╔══

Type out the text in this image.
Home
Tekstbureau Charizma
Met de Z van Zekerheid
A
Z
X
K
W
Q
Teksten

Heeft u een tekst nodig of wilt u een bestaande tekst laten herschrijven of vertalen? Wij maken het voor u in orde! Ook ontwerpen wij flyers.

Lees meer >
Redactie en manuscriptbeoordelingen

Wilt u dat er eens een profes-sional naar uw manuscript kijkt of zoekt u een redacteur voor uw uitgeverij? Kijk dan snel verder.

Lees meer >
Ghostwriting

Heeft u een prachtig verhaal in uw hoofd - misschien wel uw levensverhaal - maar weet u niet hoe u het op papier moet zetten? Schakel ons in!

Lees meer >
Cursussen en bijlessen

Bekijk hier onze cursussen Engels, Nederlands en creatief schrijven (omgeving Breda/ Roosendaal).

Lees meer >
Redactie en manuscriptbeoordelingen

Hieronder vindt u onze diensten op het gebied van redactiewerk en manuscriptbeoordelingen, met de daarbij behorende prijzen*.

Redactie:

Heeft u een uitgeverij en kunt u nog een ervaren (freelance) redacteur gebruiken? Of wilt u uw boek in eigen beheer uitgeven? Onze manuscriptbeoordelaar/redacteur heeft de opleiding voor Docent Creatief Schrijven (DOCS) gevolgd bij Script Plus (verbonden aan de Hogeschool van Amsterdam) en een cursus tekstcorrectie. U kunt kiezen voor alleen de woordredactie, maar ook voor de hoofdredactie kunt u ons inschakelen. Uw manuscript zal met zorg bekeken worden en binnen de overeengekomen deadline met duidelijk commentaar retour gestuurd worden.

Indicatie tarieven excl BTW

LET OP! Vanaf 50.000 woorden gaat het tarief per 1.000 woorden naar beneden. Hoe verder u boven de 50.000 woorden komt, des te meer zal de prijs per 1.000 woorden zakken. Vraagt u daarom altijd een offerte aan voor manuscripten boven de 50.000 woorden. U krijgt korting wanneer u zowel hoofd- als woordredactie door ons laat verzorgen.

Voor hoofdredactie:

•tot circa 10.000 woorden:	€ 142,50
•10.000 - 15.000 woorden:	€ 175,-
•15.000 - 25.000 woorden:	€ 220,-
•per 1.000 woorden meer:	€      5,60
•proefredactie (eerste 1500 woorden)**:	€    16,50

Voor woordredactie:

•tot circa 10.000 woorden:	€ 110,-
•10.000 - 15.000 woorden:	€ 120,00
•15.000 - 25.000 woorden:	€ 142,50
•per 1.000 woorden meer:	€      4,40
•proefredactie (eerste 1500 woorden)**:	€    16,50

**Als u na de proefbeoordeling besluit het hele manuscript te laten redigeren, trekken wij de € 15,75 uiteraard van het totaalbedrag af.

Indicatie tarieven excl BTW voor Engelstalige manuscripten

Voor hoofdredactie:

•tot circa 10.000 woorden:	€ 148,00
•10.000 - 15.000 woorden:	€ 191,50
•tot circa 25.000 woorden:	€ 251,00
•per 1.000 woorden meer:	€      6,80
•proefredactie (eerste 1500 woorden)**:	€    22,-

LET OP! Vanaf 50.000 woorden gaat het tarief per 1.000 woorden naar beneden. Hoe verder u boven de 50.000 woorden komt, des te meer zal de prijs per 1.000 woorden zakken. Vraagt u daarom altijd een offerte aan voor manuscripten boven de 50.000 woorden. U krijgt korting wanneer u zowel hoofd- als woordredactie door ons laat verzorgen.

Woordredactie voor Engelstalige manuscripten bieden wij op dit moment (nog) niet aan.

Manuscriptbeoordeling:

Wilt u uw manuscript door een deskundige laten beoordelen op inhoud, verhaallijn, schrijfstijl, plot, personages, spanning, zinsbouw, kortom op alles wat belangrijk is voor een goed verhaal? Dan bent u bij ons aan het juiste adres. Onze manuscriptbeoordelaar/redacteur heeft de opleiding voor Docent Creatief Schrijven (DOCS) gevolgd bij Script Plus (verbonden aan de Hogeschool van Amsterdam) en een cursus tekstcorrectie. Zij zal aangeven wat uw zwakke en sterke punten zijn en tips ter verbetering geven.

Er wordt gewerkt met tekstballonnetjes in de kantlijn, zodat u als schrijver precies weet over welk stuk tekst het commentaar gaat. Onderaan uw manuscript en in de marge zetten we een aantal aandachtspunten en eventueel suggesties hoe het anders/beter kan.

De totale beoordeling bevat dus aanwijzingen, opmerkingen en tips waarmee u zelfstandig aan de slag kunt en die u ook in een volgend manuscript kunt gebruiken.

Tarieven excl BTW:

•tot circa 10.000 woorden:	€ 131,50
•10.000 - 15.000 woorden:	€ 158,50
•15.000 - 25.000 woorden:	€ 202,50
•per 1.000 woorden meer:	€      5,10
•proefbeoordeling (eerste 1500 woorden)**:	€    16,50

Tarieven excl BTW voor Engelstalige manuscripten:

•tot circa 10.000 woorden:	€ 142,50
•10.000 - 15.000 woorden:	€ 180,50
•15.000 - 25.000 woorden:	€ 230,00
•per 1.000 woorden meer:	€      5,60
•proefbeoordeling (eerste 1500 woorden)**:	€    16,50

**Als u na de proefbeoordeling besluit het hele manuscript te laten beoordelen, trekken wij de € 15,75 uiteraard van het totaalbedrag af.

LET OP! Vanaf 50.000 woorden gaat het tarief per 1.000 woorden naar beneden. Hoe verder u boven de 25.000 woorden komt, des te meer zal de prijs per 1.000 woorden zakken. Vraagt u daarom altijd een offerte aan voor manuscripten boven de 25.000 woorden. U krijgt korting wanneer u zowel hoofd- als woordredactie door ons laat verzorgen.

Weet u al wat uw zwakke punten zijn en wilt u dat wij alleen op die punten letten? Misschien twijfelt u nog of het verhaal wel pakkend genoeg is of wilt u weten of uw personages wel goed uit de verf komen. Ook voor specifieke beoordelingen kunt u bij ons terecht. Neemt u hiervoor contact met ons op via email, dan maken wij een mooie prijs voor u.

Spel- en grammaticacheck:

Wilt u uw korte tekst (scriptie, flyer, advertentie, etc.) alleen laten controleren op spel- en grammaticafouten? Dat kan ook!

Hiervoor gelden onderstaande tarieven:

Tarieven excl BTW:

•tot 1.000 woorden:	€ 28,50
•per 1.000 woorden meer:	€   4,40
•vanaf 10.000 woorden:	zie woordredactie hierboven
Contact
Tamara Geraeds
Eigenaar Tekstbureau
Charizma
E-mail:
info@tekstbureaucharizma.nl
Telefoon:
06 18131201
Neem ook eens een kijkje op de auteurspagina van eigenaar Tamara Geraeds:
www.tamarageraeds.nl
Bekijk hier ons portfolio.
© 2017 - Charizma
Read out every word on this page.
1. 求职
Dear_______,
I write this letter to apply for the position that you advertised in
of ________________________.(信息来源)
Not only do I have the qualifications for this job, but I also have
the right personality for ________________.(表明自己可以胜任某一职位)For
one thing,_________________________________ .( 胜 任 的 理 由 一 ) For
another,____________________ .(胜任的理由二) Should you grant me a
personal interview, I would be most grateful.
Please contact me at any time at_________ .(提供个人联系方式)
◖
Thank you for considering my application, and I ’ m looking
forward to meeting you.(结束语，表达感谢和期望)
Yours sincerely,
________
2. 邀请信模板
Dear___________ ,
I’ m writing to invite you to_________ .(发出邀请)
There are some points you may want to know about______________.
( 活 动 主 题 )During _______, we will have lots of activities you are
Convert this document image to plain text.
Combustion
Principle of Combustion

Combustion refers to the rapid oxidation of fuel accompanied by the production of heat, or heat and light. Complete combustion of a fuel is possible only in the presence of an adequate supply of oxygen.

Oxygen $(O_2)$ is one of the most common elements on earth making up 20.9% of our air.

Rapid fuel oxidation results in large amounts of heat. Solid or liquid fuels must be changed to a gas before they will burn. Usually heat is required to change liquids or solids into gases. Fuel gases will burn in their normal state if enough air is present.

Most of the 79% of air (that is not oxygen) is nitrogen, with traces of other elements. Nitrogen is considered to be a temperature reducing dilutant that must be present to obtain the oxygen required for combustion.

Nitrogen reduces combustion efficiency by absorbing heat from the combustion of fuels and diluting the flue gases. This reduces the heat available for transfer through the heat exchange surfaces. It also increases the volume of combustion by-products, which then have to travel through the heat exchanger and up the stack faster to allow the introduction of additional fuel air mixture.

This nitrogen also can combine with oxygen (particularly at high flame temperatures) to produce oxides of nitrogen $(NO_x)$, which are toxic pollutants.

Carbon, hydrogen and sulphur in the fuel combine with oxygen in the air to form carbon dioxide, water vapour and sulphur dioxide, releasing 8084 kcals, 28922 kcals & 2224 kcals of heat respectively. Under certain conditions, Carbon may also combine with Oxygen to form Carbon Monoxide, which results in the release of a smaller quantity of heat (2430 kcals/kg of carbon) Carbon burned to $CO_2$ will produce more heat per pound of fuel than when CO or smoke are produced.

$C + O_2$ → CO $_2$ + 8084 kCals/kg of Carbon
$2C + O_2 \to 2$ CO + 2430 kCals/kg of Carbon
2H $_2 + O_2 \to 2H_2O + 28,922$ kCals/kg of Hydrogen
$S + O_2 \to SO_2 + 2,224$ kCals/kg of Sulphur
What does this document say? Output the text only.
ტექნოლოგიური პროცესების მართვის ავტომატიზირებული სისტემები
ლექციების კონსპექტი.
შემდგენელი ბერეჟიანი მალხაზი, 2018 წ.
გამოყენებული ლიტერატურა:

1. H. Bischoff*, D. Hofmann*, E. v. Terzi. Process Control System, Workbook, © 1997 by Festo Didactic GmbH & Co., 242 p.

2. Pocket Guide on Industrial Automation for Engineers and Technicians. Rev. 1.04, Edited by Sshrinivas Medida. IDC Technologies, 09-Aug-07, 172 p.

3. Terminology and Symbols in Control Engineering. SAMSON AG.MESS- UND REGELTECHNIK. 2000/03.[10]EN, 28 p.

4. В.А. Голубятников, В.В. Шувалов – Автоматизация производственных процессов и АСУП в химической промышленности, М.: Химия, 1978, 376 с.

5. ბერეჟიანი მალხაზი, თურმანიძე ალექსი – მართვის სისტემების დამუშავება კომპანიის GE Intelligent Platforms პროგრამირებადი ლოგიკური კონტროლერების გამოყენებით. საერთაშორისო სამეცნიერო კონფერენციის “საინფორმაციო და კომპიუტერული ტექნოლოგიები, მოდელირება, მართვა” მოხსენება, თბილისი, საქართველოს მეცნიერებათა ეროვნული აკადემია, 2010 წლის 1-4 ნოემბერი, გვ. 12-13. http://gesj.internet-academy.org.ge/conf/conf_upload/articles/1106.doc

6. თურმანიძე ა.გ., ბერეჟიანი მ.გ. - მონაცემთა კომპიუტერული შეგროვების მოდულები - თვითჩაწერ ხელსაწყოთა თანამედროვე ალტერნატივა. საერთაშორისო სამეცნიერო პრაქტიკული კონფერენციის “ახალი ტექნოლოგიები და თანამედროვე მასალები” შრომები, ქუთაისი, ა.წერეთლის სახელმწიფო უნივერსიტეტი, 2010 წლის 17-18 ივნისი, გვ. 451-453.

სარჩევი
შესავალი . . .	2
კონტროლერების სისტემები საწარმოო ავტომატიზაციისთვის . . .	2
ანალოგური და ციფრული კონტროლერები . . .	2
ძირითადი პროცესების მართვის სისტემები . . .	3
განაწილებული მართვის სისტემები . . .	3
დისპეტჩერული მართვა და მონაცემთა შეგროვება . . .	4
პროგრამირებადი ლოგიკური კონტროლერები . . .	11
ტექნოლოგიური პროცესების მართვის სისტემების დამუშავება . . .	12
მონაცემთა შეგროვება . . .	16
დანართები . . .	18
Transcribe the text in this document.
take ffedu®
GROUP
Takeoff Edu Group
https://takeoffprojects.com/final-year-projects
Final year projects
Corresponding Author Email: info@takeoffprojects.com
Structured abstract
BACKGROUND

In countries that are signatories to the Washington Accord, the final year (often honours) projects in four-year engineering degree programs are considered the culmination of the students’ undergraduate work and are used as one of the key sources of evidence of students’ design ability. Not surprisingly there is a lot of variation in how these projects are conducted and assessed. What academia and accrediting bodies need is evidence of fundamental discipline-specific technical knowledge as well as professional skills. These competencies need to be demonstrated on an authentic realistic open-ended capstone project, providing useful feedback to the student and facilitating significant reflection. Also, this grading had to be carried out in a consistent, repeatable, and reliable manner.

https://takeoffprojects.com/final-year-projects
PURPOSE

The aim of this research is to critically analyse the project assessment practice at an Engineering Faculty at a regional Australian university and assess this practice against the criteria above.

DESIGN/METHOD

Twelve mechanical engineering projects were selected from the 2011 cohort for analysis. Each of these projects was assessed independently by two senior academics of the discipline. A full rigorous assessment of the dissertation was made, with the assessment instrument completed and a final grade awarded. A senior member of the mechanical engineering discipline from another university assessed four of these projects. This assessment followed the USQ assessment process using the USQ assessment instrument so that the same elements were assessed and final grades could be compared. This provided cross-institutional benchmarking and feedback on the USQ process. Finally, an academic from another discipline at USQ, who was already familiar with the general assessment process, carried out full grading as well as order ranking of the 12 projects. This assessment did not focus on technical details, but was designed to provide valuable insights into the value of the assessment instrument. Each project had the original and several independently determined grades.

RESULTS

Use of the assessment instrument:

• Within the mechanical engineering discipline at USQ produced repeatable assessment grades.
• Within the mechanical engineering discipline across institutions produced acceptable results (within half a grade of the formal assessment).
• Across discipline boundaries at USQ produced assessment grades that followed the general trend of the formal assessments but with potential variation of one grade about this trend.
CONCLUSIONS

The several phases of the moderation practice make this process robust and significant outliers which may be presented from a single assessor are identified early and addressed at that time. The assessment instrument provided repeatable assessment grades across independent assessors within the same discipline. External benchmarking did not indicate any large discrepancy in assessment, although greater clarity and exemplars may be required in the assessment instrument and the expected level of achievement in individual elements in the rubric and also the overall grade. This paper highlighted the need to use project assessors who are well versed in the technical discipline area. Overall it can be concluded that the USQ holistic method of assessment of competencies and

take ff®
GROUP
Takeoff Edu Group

╚══

◆ Stated problem ◆
Show every line from the listing above in which the string "Plus" appears.

◆ Exercise solution ◆
Heeft u een uitgeverij en kunt u nog een ervaren (freelance) redacteur gebruiken? Of wilt u uw boek in eigen beheer uitgeven? Onze manuscriptbeoordelaar/redacteur heeft de opleiding voor Docent Creatief Schrijven (DOCS) gevolgd bij Script Plus (verbonden aan de Hogeschool van Amsterdam) en een cursus tekstcorrectie. U kunt kiezen voor alleen de woordredactie, maar ook voor de hoofdredactie kunt u ons inschakelen. Uw manuscript zal met zorg bekeken worden en binnen de overeengekomen deadline met duidelijk commentaar retour gestuurd worden.
Wilt u uw manuscript door een deskundige laten beoordelen op inhoud, verhaallijn, schrijfstijl, plot, personages, spanning, zinsbouw, kortom op alles wat belangrijk is voor een goed verhaal? Dan bent u bij ons aan het juiste adres. Onze manuscriptbeoordelaar/redacteur heeft de opleiding voor Docent Creatief Schrijven (DOCS) gevolgd bij Script Plus (verbonden aan de Hogeschool van Amsterdam) en een cursus tekstcorrectie. Zij zal aangeven wat uw zwakke en sterke punten zijn en tips ter verbetering geven.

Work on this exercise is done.